-- begin --

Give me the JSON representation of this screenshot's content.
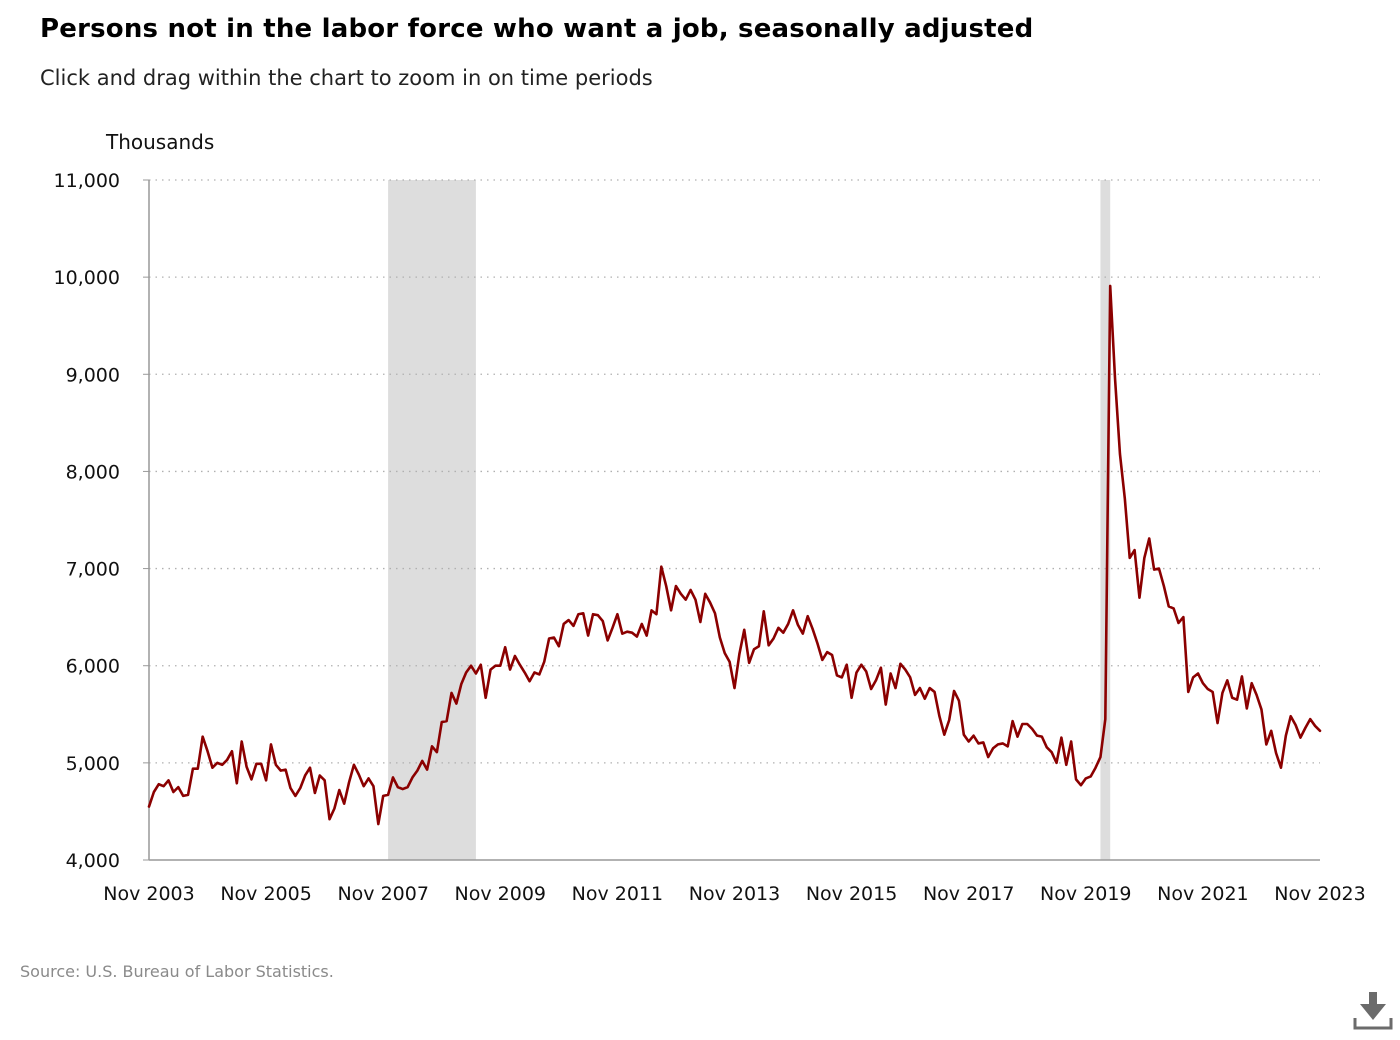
{
  "title": "Persons not in the labor force who want a job, seasonally adjusted",
  "subtitle": "Click and drag within the chart to zoom in on time periods",
  "source": "Source: U.S. Bureau of Labor Statistics.",
  "download_icon": "download-icon",
  "colors": {
    "line": "#8b0000",
    "recession": "#dddddd",
    "grid": "#b0b0b0",
    "axis": "#999999"
  },
  "chart_data": {
    "type": "line",
    "ylabel": "Thousands",
    "ylim": [
      4000,
      11000
    ],
    "yticks": [
      4000,
      5000,
      6000,
      7000,
      8000,
      9000,
      10000,
      11000
    ],
    "ytick_labels": [
      "4,000",
      "5,000",
      "6,000",
      "7,000",
      "8,000",
      "9,000",
      "10,000",
      "11,000"
    ],
    "xlim": [
      "2003-11",
      "2023-11"
    ],
    "xticks": [
      "2003-11",
      "2005-11",
      "2007-11",
      "2009-11",
      "2011-11",
      "2013-11",
      "2015-11",
      "2017-11",
      "2019-11",
      "2021-11",
      "2023-11"
    ],
    "xtick_labels": [
      "Nov 2003",
      "Nov 2005",
      "Nov 2007",
      "Nov 2009",
      "Nov 2011",
      "Nov 2013",
      "Nov 2015",
      "Nov 2017",
      "Nov 2019",
      "Nov 2021",
      "Nov 2023"
    ],
    "grid": "horizontal dotted",
    "recessions": [
      [
        "2007-12",
        "2009-06"
      ],
      [
        "2020-02",
        "2020-04"
      ]
    ],
    "series": [
      {
        "start": "2003-11",
        "frequency": "monthly",
        "values": [
          4550,
          4700,
          4780,
          4760,
          4820,
          4700,
          4750,
          4660,
          4670,
          4940,
          4940,
          5270,
          5120,
          4950,
          5000,
          4980,
          5030,
          5120,
          4790,
          5220,
          4960,
          4830,
          4990,
          4990,
          4820,
          5190,
          4980,
          4920,
          4930,
          4740,
          4660,
          4740,
          4870,
          4950,
          4690,
          4870,
          4820,
          4420,
          4530,
          4720,
          4580,
          4800,
          4980,
          4880,
          4760,
          4840,
          4760,
          4370,
          4660,
          4670,
          4850,
          4750,
          4730,
          4750,
          4850,
          4920,
          5020,
          4930,
          5170,
          5110,
          5420,
          5430,
          5720,
          5610,
          5810,
          5930,
          6000,
          5920,
          6010,
          5670,
          5960,
          6000,
          6000,
          6190,
          5960,
          6100,
          6010,
          5930,
          5840,
          5930,
          5910,
          6040,
          6280,
          6290,
          6200,
          6430,
          6470,
          6410,
          6530,
          6540,
          6310,
          6530,
          6520,
          6460,
          6260,
          6390,
          6530,
          6330,
          6350,
          6340,
          6300,
          6430,
          6310,
          6570,
          6530,
          7020,
          6820,
          6570,
          6820,
          6740,
          6680,
          6780,
          6680,
          6450,
          6740,
          6650,
          6540,
          6290,
          6130,
          6040,
          5770,
          6120,
          6370,
          6030,
          6170,
          6200,
          6560,
          6210,
          6280,
          6390,
          6340,
          6430,
          6570,
          6420,
          6330,
          6510,
          6380,
          6230,
          6060,
          6140,
          6110,
          5900,
          5880,
          6010,
          5670,
          5930,
          6010,
          5940,
          5760,
          5850,
          5980,
          5600,
          5920,
          5770,
          6020,
          5960,
          5880,
          5700,
          5770,
          5660,
          5770,
          5730,
          5480,
          5290,
          5440,
          5740,
          5640,
          5290,
          5220,
          5280,
          5200,
          5210,
          5060,
          5150,
          5190,
          5200,
          5170,
          5430,
          5270,
          5400,
          5400,
          5350,
          5280,
          5270,
          5160,
          5110,
          5000,
          5260,
          4980,
          5220,
          4830,
          4770,
          4840,
          4860,
          4950,
          5060,
          5450,
          9910,
          8950,
          8180,
          7720,
          7110,
          7190,
          6700,
          7110,
          7310,
          6990,
          7000,
          6820,
          6610,
          6590,
          6440,
          6500,
          5730,
          5880,
          5920,
          5820,
          5760,
          5730,
          5410,
          5720,
          5850,
          5670,
          5650,
          5890,
          5560,
          5820,
          5700,
          5550,
          5190,
          5330,
          5100,
          4950,
          5280,
          5480,
          5390,
          5260,
          5360,
          5450,
          5380,
          5330
        ]
      }
    ]
  }
}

-- end --

▶ [Objective]:
Look through the material above and work out how many of its lines contain "grid". State the number only.

▶ [Finished exercise]:
2